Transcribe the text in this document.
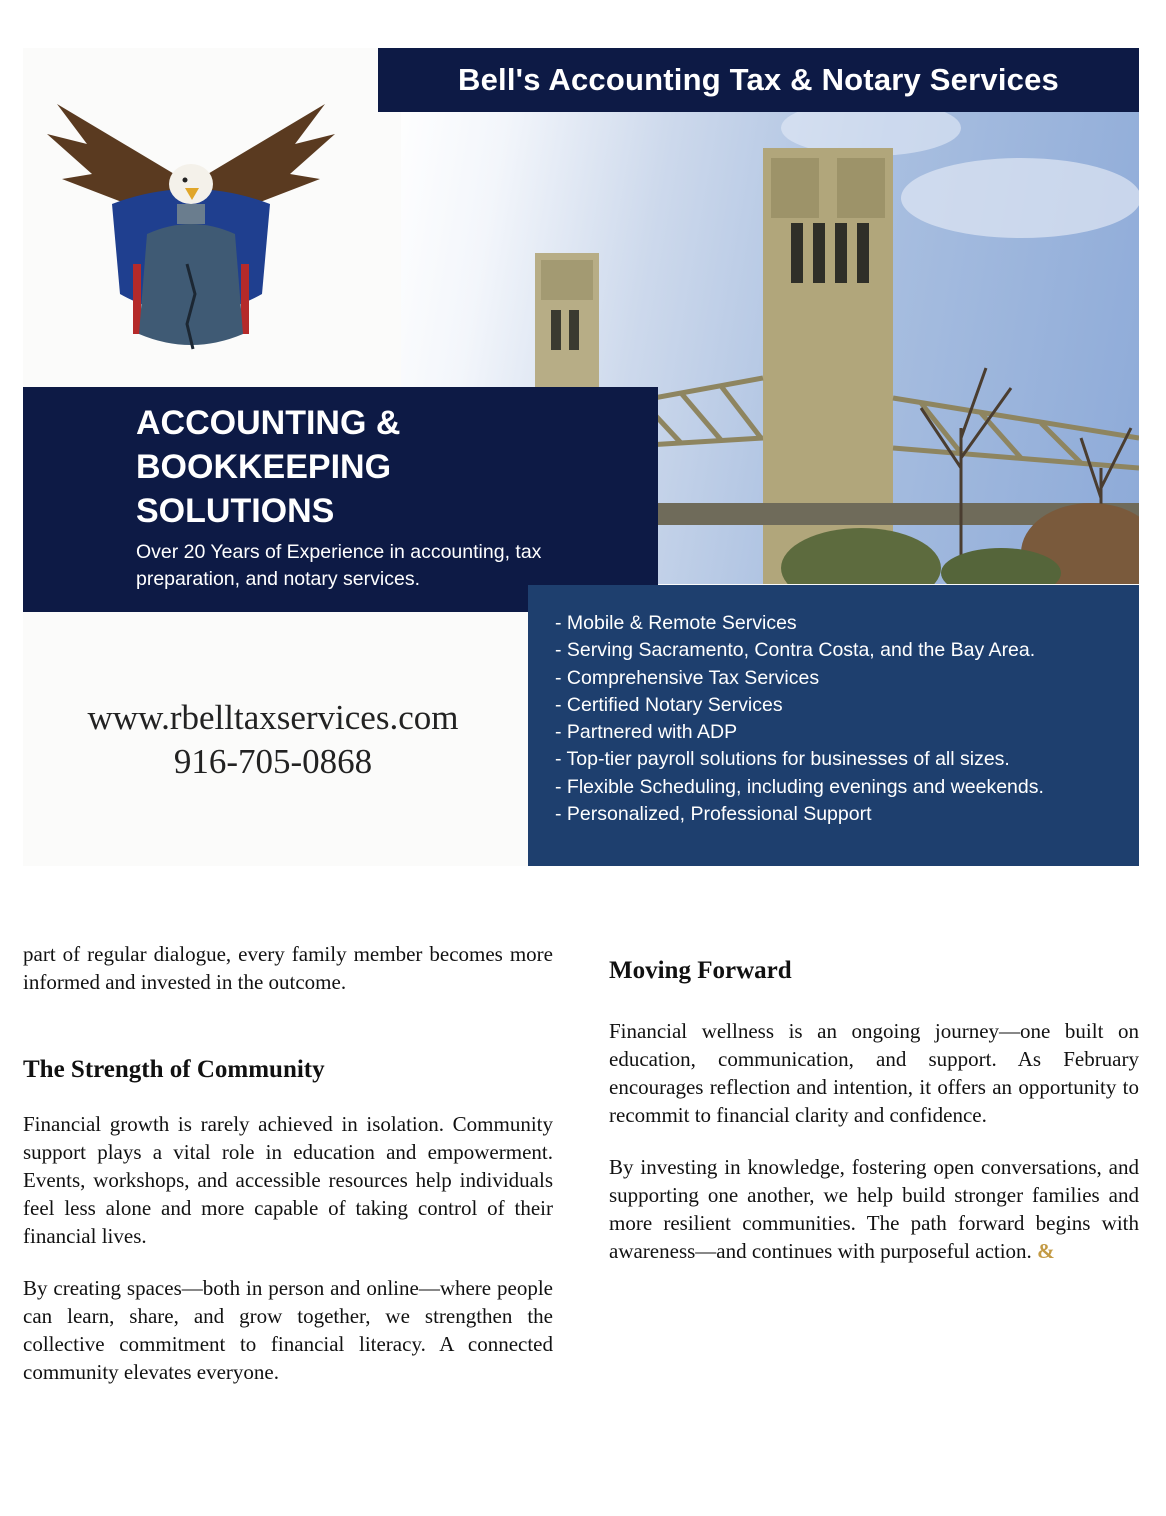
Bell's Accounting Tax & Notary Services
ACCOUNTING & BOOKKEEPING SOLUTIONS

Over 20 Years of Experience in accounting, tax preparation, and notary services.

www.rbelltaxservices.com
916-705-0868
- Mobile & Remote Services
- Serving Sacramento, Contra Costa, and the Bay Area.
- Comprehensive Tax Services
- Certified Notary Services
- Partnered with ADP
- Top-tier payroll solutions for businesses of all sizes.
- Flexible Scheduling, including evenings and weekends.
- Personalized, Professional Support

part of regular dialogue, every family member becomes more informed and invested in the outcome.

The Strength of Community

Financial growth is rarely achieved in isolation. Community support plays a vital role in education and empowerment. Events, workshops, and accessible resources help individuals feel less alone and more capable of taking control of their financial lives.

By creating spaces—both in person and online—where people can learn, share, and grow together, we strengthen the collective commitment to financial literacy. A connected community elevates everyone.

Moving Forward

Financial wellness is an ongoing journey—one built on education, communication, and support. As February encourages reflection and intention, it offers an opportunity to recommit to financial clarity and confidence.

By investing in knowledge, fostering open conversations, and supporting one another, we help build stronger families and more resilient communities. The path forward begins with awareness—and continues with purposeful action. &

++++++++

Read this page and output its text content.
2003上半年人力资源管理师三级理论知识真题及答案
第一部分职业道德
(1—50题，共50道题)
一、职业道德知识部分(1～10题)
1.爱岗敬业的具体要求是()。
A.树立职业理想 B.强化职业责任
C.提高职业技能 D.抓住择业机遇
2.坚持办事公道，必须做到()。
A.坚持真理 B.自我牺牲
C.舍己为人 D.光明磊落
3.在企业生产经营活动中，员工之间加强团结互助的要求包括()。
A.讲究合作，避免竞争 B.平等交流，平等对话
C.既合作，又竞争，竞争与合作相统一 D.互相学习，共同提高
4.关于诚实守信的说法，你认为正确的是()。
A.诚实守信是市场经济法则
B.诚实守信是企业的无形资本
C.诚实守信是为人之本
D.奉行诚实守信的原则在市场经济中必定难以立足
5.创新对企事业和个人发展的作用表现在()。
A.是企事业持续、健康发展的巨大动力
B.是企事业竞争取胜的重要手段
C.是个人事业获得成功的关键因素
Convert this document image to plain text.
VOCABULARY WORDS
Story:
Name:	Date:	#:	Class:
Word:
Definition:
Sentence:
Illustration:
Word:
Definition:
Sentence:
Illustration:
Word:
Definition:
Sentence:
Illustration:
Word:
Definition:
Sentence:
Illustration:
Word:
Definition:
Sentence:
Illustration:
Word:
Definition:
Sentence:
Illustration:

++++++++

### YOUR OBJECTIVE:
In the material above, find each line that contains the word "with", and select it.

### WRITTEN SOLUTION:
- Partnered with ADP
By investing in knowledge, fostering open conversations, and supporting one another, we help build stronger families and more resilient communities. The path forward begins with awareness—and continues with purposeful action. &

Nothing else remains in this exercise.